■ Written problem ■
Gather up every line from the entries below that uses the word "numerats".

— start Given records —

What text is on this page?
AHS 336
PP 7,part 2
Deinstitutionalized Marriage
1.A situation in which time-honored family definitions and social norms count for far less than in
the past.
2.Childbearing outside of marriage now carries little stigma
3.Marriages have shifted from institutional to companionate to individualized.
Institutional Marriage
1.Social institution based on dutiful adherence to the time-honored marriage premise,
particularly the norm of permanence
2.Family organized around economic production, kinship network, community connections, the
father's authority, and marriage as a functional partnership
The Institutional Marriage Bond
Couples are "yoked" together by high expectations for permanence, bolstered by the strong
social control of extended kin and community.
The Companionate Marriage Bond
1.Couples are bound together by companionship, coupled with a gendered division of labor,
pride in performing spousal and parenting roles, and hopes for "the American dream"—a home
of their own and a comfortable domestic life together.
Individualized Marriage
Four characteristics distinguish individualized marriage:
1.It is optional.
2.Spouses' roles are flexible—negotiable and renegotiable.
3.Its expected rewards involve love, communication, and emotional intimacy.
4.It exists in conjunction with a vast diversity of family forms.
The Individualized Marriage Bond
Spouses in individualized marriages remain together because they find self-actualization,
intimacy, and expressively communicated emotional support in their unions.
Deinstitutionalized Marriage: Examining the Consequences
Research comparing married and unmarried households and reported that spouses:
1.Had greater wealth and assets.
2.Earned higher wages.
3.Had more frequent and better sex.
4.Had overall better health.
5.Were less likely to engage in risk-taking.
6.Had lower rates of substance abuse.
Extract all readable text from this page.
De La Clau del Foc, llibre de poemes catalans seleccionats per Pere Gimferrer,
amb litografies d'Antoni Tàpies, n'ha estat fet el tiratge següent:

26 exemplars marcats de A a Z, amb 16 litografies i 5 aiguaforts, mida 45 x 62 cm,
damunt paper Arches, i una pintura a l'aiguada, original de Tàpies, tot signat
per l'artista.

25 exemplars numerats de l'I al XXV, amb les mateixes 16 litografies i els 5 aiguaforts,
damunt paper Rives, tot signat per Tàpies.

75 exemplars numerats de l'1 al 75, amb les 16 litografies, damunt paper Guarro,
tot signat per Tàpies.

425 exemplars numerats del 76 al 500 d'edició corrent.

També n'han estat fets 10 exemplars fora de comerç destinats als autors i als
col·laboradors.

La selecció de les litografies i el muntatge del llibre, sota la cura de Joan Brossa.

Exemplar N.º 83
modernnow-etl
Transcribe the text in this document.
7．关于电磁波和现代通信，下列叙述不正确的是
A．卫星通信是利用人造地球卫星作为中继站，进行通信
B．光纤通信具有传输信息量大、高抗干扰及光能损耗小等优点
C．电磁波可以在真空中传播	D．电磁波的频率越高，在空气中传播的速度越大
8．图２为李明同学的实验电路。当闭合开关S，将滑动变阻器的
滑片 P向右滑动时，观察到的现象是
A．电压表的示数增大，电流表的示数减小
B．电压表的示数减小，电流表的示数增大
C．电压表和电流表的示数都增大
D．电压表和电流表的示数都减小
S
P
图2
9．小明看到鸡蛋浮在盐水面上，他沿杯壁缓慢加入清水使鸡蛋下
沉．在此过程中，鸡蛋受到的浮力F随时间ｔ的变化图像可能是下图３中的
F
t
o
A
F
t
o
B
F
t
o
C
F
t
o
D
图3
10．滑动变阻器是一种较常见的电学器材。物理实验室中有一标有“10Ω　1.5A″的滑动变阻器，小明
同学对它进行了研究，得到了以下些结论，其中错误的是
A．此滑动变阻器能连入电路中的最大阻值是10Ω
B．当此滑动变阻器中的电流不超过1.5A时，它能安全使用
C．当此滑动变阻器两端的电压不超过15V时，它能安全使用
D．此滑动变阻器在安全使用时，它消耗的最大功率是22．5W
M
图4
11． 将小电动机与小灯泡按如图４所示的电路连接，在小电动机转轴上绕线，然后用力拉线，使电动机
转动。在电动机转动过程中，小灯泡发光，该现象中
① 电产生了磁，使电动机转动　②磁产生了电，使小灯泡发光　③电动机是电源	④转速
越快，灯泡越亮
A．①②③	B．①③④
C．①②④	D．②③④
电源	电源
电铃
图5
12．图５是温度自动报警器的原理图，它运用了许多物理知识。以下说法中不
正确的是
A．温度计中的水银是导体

— end Given records —

■ Answer to this problem ■
25 exemplars numerats de l'I al XXV, amb les mateixes 16 litografies i els 5 aiguaforts,
75 exemplars numerats de l'1 al 75, amb les 16 litografies, damunt paper Guarro,
425 exemplars numerats del 76 al 500 d'edició corrent.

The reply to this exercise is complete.